Stated problem: Beneath this sentence is a set of records; write each of them out exactly.

Supplied data:
★ ★ ★ ★ ★ ★ ★
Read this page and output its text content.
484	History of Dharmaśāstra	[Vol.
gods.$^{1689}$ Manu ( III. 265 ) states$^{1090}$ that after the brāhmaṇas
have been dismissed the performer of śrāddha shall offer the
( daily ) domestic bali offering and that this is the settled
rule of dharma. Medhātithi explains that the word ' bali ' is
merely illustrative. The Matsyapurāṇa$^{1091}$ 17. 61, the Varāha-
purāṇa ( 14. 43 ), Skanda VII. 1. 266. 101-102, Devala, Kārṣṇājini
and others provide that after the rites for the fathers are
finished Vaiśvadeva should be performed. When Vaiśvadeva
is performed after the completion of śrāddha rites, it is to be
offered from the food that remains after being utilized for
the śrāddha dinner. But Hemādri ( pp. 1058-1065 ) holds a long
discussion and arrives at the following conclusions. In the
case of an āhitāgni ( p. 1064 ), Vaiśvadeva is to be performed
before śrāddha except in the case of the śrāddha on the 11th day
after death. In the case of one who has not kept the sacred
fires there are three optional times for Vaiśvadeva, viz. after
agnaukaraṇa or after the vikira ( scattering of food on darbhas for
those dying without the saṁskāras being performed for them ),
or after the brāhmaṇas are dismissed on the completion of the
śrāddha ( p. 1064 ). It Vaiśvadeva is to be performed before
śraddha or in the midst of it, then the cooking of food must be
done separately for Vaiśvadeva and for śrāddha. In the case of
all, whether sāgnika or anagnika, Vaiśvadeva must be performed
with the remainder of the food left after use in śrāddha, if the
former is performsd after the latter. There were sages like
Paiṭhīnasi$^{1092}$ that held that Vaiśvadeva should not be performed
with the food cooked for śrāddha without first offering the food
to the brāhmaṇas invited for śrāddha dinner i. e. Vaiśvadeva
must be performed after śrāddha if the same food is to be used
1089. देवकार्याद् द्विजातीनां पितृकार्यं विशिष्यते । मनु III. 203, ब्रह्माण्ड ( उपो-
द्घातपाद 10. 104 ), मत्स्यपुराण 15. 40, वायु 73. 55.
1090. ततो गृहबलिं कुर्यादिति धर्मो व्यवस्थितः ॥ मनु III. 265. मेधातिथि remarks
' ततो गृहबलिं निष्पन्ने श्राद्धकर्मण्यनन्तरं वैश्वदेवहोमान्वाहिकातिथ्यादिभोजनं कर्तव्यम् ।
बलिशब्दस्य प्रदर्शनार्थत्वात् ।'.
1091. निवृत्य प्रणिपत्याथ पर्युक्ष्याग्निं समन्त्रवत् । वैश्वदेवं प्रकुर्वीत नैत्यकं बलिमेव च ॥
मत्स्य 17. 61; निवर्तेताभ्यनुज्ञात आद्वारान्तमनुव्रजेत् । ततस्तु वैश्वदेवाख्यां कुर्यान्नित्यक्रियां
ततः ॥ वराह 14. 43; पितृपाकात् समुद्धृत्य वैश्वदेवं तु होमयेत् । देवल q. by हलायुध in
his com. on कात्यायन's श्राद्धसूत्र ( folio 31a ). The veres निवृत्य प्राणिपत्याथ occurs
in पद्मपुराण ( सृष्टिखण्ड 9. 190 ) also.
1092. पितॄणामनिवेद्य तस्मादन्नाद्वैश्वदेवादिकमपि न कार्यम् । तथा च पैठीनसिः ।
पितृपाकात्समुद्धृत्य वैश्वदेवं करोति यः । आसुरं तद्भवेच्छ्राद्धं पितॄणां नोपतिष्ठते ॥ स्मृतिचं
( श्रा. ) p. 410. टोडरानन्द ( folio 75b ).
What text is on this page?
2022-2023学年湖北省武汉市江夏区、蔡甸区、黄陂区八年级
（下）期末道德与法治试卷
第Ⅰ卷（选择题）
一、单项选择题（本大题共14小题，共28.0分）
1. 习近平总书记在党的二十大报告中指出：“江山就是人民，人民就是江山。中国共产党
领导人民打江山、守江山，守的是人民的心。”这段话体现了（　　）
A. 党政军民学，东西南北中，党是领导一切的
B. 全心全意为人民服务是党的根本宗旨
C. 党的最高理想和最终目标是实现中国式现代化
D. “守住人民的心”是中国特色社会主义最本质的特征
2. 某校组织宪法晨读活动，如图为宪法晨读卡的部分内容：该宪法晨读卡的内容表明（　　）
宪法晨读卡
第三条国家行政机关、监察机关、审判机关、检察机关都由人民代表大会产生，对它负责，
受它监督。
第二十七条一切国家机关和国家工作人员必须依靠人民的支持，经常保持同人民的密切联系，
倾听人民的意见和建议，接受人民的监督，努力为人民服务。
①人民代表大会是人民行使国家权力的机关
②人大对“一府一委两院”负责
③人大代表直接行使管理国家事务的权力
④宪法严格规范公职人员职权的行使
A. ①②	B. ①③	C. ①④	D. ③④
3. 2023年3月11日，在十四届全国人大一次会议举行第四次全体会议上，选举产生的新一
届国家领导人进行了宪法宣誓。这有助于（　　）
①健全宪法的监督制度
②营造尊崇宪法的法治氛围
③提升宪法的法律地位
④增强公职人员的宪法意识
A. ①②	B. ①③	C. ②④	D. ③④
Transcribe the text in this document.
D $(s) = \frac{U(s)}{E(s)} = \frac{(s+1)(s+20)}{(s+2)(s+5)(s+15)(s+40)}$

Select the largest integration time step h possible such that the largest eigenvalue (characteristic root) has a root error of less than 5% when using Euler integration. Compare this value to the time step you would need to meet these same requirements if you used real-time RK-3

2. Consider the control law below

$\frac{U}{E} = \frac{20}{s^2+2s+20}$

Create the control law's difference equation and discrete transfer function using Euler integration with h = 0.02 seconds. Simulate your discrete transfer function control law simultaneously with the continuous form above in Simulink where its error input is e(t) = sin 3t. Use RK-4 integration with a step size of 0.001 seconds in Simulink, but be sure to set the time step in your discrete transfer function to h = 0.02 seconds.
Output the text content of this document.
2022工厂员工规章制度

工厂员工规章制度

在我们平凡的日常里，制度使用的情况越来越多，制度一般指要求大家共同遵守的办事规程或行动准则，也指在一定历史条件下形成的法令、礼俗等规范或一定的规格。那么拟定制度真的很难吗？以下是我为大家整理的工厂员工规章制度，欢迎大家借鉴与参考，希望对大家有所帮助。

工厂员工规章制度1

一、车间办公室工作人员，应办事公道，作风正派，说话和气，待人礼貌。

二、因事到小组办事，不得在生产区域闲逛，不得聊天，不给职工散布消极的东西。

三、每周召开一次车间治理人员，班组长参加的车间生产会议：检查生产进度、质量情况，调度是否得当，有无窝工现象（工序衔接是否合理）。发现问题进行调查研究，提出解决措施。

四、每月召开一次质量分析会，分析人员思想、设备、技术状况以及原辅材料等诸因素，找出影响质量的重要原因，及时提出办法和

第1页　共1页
★ ★ ★ ★ ★ ★ ★
Result below:
Read this page and output its text content.
484	History of Dharmaśāstra	[Vol.
gods.$^{1689}$ Manu ( III. 265 ) states$^{1090}$ that after the brāhmaṇas
have been dismissed the performer of śrāddha shall offer the
( daily ) domestic bali offering and that this is the settled
rule of dharma. Medhātithi explains that the word ' bali ' is
merely illustrative. The Matsyapurāṇa$^{1091}$ 17. 61, the Varāha-
purāṇa ( 14. 43 ), Skanda VII. 1. 266. 101-102, Devala, Kārṣṇājini
and others provide that after the rites for the fathers are
finished Vaiśvadeva should be performed. When Vaiśvadeva
is performed after the completion of śrāddha rites, it is to be
offered from the food that remains after being utilized for
the śrāddha dinner. But Hemādri ( pp. 1058-1065 ) holds a long
discussion and arrives at the following conclusions. In the
case of an āhitāgni ( p. 1064 ), Vaiśvadeva is to be performed
before śrāddha except in the case of the śrāddha on the 11th day
after death. In the case of one who has not kept the sacred
fires there are three optional times for Vaiśvadeva, viz. after
agnaukaraṇa or after the vikira ( scattering of food on darbhas for
those dying without the saṁskāras being performed for them ),
or after the brāhmaṇas are dismissed on the completion of the
śrāddha ( p. 1064 ). It Vaiśvadeva is to be performed before
śraddha or in the midst of it, then the cooking of food must be
done separately for Vaiśvadeva and for śrāddha. In the case of
all, whether sāgnika or anagnika, Vaiśvadeva must be performed
with the remainder of the food left after use in śrāddha, if the
former is performsd after the latter. There were sages like
Paiṭhīnasi$^{1092}$ that held that Vaiśvadeva should not be performed
with the food cooked for śrāddha without first offering the food
to the brāhmaṇas invited for śrāddha dinner i. e. Vaiśvadeva
must be performed after śrāddha if the same food is to be used
1089. देवकार्याद् द्विजातीनां पितृकार्यं विशिष्यते । मनु III. 203, ब्रह्माण्ड ( उपो-
द्घातपाद 10. 104 ), मत्स्यपुराण 15. 40, वायु 73. 55.
1090. ततो गृहबलिं कुर्यादिति धर्मो व्यवस्थितः ॥ मनु III. 265. मेधातिथि remarks
' ततो गृहबलिं निष्पन्ने श्राद्धकर्मण्यनन्तरं वैश्वदेवहोमान्वाहिकातिथ्यादिभोजनं कर्तव्यम् ।
बलिशब्दस्य प्रदर्शनार्थत्वात् ।'.
1091. निवृत्य प्रणिपत्याथ पर्युक्ष्याग्निं समन्त्रवत् । वैश्वदेवं प्रकुर्वीत नैत्यकं बलिमेव च ॥
मत्स्य 17. 61; निवर्तेताभ्यनुज्ञात आद्वारान्तमनुव्रजेत् । ततस्तु वैश्वदेवाख्यां कुर्यान्नित्यक्रियां
ततः ॥ वराह 14. 43; पितृपाकात् समुद्धृत्य वैश्वदेवं तु होमयेत् । देवल q. by हलायुध in
his com. on कात्यायन's श्राद्धसूत्र ( folio 31a ). The veres निवृत्य प्राणिपत्याथ occurs
in पद्मपुराण ( सृष्टिखण्ड 9. 190 ) also.
1092. पितॄणामनिवेद्य तस्मादन्नाद्वैश्वदेवादिकमपि न कार्यम् । तथा च पैठीनसिः ।
पितृपाकात्समुद्धृत्य वैश्वदेवं करोति यः । आसुरं तद्भवेच्छ्राद्धं पितॄणां नोपतिष्ठते ॥ स्मृतिचं
( श्रा. ) p. 410. टोडरानन्द ( folio 75b ).
What text is on this page?
2022-2023学年湖北省武汉市江夏区、蔡甸区、黄陂区八年级
（下）期末道德与法治试卷
第Ⅰ卷（选择题）
一、单项选择题（本大题共14小题，共28.0分）
1. 习近平总书记在党的二十大报告中指出：“江山就是人民，人民就是江山。中国共产党
领导人民打江山、守江山，守的是人民的心。”这段话体现了（　　）
A. 党政军民学，东西南北中，党是领导一切的
B. 全心全意为人民服务是党的根本宗旨
C. 党的最高理想和最终目标是实现中国式现代化
D. “守住人民的心”是中国特色社会主义最本质的特征
2. 某校组织宪法晨读活动，如图为宪法晨读卡的部分内容：该宪法晨读卡的内容表明（　　）
宪法晨读卡
第三条国家行政机关、监察机关、审判机关、检察机关都由人民代表大会产生，对它负责，
受它监督。
第二十七条一切国家机关和国家工作人员必须依靠人民的支持，经常保持同人民的密切联系，
倾听人民的意见和建议，接受人民的监督，努力为人民服务。
①人民代表大会是人民行使国家权力的机关
②人大对“一府一委两院”负责
③人大代表直接行使管理国家事务的权力
④宪法严格规范公职人员职权的行使
A. ①②	B. ①③	C. ①④	D. ③④
3. 2023年3月11日，在十四届全国人大一次会议举行第四次全体会议上，选举产生的新一
届国家领导人进行了宪法宣誓。这有助于（　　）
①健全宪法的监督制度
②营造尊崇宪法的法治氛围
③提升宪法的法律地位
④增强公职人员的宪法意识
A. ①②	B. ①③	C. ②④	D. ③④
Transcribe the text in this document.
D $(s) = \frac{U(s)}{E(s)} = \frac{(s+1)(s+20)}{(s+2)(s+5)(s+15)(s+40)}$

Select the largest integration time step h possible such that the largest eigenvalue (characteristic root) has a root error of less than 5% when using Euler integration. Compare this value to the time step you would need to meet these same requirements if you used real-time RK-3

2. Consider the control law below

$\frac{U}{E} = \frac{20}{s^2+2s+20}$

Create the control law's difference equation and discrete transfer function using Euler integration with h = 0.02 seconds. Simulate your discrete transfer function control law simultaneously with the continuous form above in Simulink where its error input is e(t) = sin 3t. Use RK-4 integration with a step size of 0.001 seconds in Simulink, but be sure to set the time step in your discrete transfer function to h = 0.02 seconds.
Output the text content of this document.
2022工厂员工规章制度

工厂员工规章制度

在我们平凡的日常里，制度使用的情况越来越多，制度一般指要求大家共同遵守的办事规程或行动准则，也指在一定历史条件下形成的法令、礼俗等规范或一定的规格。那么拟定制度真的很难吗？以下是我为大家整理的工厂员工规章制度，欢迎大家借鉴与参考，希望对大家有所帮助。

工厂员工规章制度1

一、车间办公室工作人员，应办事公道，作风正派，说话和气，待人礼貌。

二、因事到小组办事，不得在生产区域闲逛，不得聊天，不给职工散布消极的东西。

三、每周召开一次车间治理人员，班组长参加的车间生产会议：检查生产进度、质量情况，调度是否得当，有无窝工现象（工序衔接是否合理）。发现问题进行调查研究，提出解决措施。

四、每月召开一次质量分析会，分析人员思想、设备、技术状况以及原辅材料等诸因素，找出影响质量的重要原因，及时提出办法和

第1页　共1页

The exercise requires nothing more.